List each line in which the string "value" appears.
----
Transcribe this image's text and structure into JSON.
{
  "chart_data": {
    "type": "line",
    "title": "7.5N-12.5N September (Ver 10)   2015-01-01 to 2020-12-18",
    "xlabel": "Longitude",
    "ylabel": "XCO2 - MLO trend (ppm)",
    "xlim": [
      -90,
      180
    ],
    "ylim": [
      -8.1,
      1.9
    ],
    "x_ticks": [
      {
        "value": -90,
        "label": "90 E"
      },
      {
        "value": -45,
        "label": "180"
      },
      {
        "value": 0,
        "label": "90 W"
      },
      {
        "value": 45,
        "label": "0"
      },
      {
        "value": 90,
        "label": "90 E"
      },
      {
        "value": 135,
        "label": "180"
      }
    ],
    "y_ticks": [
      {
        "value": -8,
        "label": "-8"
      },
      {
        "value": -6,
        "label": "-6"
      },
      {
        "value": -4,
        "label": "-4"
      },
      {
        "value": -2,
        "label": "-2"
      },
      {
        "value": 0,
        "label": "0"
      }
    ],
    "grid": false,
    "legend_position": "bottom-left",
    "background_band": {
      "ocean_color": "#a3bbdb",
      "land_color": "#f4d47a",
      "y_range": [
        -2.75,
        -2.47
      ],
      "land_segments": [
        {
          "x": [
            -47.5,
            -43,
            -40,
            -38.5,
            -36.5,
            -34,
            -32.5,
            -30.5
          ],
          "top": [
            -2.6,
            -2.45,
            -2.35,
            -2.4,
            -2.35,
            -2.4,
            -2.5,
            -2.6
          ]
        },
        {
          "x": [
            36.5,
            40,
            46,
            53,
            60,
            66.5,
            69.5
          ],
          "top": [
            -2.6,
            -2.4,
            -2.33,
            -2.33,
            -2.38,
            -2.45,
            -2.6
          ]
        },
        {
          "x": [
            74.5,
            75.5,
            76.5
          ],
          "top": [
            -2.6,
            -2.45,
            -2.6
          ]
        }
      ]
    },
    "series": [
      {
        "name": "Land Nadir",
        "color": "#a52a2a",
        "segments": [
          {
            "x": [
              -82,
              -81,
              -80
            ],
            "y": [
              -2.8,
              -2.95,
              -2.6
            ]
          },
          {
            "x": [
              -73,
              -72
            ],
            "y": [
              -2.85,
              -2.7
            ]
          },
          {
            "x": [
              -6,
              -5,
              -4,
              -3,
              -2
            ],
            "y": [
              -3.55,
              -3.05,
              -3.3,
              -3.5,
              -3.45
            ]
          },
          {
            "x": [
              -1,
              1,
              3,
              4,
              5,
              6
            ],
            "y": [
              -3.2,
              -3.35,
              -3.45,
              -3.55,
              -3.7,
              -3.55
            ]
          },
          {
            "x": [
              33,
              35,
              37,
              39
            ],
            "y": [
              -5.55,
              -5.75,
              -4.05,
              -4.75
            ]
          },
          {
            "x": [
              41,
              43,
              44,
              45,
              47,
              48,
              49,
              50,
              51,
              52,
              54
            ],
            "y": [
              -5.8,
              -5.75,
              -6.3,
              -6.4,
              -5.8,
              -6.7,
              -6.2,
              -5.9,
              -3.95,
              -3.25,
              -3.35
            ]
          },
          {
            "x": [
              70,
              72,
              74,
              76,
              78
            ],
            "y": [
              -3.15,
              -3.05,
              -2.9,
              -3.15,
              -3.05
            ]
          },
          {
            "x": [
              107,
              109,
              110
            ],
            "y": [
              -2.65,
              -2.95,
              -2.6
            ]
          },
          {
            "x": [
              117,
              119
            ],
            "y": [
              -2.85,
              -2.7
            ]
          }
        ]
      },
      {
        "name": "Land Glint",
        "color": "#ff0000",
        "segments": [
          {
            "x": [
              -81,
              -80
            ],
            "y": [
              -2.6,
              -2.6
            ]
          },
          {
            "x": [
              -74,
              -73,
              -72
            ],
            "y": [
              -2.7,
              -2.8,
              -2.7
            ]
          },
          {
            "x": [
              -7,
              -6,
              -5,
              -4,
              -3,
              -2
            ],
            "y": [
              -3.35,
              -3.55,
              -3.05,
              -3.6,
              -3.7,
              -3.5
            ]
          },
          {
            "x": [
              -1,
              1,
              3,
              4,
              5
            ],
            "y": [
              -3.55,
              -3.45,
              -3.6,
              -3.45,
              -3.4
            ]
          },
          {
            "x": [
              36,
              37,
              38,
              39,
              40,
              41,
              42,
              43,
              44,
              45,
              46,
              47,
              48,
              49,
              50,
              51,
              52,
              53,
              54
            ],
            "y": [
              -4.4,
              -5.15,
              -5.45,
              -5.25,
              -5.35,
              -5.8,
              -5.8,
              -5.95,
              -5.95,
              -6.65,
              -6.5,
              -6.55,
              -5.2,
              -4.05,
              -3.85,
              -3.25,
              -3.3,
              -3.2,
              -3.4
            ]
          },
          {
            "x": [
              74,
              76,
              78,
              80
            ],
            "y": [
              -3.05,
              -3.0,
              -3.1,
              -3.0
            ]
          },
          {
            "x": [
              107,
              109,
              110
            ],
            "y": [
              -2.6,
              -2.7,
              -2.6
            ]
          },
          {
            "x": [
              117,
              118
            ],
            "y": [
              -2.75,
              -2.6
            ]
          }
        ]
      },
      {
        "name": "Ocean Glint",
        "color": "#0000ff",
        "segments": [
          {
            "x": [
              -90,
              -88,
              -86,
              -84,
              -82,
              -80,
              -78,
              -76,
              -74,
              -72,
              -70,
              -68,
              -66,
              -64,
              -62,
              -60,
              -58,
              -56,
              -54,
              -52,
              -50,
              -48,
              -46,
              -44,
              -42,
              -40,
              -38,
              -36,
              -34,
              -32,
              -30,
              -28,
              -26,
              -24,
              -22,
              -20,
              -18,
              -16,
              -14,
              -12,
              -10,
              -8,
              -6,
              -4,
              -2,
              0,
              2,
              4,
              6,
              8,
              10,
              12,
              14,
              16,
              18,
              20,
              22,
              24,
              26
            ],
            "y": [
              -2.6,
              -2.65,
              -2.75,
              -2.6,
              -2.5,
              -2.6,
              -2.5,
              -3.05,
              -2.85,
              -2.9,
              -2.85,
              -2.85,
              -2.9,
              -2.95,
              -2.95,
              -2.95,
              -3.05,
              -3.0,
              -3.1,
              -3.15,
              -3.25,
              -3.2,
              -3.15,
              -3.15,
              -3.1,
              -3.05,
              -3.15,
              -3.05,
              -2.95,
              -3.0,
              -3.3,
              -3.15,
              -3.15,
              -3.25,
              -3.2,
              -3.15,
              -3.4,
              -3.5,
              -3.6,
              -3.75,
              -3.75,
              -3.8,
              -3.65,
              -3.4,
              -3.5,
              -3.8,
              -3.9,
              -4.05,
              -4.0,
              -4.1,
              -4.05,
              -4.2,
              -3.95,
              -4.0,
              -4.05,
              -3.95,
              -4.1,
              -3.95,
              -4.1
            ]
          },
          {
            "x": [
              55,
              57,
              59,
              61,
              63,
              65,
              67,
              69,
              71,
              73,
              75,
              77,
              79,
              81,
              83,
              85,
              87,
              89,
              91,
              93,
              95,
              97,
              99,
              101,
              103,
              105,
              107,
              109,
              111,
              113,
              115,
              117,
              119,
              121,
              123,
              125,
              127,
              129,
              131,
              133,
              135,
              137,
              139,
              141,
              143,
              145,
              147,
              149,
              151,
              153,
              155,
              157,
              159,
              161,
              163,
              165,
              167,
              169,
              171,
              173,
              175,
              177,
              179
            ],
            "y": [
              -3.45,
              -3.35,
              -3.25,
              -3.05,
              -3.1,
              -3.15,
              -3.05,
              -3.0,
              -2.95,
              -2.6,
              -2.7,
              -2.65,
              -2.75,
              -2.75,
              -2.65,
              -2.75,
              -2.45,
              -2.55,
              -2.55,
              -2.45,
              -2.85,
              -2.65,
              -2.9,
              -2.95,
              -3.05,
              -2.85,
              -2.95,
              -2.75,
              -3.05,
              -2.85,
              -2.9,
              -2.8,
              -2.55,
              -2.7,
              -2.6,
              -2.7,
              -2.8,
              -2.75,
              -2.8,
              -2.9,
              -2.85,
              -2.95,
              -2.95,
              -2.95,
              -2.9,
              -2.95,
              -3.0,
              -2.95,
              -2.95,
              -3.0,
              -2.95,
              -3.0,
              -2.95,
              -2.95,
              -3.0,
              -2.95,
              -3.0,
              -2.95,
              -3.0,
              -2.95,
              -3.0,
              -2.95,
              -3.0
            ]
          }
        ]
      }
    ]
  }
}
----
■ THE ANSWER
        "value": -90,
        "value": -45,
        "value": 0,
        "value": 45,
        "value": 90,
        "value": 135,
        "value": -8,
        "value": -6,
        "value": -4,
        "value": -2,
        "value": 0,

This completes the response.